Entries from a visual dataset
================================

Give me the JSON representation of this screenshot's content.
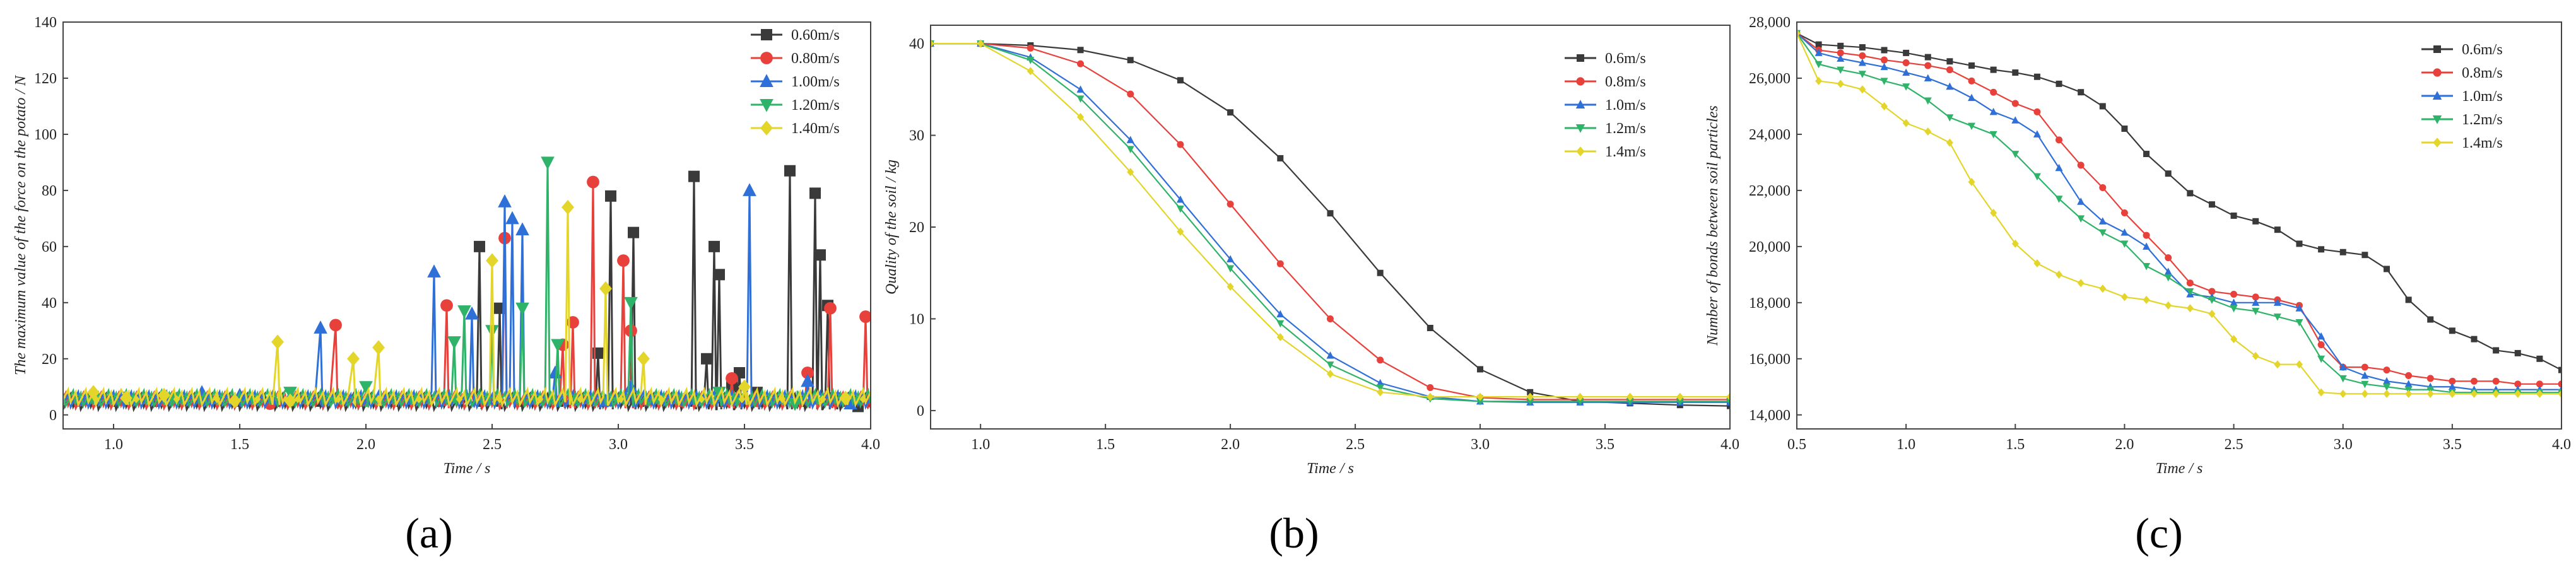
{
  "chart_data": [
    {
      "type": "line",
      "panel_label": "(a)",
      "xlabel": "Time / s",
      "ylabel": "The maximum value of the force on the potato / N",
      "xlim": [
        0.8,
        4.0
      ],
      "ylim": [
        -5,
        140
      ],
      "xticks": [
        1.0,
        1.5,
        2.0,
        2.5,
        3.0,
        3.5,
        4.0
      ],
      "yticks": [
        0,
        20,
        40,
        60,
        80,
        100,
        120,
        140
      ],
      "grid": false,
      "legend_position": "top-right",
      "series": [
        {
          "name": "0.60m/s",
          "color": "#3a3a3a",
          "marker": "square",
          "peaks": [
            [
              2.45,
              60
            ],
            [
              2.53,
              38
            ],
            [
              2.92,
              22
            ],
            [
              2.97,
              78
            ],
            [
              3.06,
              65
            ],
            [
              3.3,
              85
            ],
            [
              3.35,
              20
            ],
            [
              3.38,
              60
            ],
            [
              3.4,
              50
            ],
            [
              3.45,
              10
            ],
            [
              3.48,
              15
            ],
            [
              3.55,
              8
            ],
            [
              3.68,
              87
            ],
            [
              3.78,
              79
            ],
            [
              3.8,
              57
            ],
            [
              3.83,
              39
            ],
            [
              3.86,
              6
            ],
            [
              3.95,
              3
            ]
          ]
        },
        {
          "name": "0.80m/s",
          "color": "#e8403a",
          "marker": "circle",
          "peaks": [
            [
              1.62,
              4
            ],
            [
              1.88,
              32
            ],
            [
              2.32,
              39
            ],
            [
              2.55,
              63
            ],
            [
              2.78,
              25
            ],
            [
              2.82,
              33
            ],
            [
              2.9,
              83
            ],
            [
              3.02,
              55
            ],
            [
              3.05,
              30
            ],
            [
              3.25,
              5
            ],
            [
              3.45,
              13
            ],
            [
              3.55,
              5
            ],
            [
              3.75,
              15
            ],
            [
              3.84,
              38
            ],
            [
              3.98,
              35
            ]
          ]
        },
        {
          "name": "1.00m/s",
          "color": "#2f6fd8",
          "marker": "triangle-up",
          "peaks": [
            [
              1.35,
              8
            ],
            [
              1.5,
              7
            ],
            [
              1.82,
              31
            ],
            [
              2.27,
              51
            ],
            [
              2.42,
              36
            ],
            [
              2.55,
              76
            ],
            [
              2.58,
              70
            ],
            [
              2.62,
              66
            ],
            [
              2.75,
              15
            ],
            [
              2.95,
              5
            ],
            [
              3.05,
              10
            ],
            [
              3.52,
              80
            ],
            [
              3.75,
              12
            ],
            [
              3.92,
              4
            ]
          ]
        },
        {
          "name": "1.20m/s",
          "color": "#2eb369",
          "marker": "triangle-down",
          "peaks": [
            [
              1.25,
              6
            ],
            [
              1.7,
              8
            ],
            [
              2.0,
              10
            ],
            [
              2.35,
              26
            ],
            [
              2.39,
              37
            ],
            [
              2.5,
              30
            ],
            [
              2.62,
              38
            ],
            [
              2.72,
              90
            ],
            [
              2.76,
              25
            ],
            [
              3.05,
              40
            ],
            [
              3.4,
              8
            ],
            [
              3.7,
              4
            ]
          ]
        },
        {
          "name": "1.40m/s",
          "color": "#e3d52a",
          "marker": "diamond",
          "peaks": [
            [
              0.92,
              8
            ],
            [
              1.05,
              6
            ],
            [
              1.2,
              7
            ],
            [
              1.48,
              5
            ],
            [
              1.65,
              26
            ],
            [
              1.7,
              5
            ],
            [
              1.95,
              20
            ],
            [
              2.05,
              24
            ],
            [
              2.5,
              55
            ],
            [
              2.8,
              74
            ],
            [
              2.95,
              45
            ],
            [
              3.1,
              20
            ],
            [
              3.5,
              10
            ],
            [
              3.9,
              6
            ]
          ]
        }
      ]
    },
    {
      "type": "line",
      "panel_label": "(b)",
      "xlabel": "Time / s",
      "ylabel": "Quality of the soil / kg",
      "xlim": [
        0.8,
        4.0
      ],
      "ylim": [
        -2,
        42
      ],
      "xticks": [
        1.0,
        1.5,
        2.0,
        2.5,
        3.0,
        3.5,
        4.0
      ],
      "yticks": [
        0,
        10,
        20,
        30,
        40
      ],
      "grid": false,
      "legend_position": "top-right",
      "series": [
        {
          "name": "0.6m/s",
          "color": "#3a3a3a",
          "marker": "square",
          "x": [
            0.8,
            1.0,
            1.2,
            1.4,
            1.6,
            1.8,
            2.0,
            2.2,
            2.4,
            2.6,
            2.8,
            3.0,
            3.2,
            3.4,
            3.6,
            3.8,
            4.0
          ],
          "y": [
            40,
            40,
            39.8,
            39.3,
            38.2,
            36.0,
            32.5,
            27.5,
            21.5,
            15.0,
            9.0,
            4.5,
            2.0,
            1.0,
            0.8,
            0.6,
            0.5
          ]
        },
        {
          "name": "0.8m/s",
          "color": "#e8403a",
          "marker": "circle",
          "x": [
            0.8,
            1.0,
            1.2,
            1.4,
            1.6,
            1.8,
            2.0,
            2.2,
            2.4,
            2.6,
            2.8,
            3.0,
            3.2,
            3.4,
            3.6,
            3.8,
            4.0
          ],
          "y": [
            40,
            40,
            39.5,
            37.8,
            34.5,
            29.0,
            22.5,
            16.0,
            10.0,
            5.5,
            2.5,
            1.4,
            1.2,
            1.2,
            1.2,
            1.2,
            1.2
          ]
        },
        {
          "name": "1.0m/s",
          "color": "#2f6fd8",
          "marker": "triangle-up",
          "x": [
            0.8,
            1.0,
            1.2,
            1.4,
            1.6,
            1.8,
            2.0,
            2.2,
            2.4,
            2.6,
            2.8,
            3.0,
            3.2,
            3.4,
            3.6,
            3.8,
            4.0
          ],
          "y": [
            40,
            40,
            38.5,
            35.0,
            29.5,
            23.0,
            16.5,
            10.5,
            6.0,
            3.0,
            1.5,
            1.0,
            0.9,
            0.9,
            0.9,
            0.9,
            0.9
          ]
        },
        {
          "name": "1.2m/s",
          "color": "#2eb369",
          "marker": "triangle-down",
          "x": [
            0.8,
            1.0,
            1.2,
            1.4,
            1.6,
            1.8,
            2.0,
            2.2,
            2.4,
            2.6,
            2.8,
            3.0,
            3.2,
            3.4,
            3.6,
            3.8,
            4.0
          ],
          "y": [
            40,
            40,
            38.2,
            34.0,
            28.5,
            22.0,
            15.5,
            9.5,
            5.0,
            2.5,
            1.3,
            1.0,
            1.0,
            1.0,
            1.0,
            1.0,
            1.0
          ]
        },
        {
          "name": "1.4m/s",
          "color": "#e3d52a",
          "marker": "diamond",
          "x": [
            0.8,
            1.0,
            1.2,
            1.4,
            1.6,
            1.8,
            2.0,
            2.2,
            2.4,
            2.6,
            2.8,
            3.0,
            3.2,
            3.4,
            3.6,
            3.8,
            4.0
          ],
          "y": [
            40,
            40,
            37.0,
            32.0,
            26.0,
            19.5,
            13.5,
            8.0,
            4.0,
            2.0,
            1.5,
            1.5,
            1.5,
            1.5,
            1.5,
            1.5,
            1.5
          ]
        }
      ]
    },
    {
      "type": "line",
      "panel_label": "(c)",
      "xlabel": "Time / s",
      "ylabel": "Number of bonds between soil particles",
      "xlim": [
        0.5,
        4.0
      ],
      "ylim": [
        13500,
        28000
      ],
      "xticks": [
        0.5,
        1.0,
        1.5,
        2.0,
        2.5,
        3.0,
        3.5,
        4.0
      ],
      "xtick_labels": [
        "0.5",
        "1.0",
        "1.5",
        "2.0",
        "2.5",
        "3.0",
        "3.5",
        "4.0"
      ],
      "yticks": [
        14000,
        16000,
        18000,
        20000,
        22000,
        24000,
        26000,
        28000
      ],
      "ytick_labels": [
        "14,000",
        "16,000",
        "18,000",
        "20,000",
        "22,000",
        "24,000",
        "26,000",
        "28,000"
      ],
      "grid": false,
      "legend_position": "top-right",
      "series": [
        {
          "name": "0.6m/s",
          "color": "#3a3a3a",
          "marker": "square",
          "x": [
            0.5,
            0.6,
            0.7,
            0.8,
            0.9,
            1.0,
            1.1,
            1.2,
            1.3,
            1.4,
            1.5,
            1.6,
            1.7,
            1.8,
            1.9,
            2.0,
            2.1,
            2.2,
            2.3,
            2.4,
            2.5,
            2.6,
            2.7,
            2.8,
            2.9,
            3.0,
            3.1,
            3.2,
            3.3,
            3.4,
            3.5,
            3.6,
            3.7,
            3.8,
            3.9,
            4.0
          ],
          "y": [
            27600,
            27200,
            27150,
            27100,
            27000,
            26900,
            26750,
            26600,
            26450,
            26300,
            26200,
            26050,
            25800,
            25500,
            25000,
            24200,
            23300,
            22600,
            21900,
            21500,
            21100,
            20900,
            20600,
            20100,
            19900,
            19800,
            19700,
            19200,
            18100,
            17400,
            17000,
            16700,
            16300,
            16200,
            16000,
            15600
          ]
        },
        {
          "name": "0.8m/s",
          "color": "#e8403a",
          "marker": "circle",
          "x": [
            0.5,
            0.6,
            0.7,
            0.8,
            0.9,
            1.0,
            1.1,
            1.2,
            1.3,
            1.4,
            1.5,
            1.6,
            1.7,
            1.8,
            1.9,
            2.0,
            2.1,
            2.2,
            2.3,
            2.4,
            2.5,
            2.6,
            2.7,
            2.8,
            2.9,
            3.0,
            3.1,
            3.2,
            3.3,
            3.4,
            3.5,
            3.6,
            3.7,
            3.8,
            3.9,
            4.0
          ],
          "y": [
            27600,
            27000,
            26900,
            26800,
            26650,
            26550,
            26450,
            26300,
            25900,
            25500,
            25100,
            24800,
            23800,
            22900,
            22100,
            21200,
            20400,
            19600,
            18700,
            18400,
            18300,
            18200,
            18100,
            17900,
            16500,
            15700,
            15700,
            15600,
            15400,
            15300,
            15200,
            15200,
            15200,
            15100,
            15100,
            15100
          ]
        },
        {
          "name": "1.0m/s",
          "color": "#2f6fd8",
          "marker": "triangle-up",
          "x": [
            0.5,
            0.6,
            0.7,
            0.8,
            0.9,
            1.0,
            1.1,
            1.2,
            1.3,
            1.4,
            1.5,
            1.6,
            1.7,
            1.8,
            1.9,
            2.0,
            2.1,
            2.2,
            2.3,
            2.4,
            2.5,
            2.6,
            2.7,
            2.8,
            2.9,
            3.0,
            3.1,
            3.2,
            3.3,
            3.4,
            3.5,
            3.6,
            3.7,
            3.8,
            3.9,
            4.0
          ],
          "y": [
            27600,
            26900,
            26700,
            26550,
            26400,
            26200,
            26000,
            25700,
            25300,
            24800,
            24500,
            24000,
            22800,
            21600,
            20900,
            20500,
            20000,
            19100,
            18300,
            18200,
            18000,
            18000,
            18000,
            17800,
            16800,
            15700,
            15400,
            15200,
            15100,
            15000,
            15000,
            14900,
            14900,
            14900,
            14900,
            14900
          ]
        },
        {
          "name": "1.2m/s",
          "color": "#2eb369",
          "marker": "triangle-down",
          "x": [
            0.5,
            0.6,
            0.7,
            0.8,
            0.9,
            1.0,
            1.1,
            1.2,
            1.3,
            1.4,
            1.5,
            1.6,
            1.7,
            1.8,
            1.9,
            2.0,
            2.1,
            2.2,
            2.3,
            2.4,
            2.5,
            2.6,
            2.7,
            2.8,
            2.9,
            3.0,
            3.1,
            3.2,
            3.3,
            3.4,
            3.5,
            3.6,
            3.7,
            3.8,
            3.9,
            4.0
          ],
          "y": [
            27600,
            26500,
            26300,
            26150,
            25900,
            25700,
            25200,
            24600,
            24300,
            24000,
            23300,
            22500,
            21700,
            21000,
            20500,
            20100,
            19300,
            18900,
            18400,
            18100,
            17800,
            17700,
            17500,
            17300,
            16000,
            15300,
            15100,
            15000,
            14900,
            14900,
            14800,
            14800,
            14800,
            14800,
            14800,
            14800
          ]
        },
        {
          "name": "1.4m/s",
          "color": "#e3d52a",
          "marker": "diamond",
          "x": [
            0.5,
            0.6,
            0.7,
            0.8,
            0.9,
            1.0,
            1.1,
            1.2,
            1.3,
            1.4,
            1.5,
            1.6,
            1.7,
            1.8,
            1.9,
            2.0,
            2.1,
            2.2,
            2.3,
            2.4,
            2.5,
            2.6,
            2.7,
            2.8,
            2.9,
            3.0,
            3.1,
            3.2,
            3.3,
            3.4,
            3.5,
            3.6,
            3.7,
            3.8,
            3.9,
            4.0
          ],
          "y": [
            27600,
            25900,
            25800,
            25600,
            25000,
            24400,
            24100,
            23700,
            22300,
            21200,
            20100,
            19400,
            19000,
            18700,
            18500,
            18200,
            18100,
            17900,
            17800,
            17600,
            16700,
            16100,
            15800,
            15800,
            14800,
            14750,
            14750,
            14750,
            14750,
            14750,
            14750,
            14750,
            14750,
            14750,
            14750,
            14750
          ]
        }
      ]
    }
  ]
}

================================

Read through the entries and copy each line in which "soil" appears.

      "ylabel": "Quality of the soil / kg",
      "ylabel": "Number of bonds between soil particles",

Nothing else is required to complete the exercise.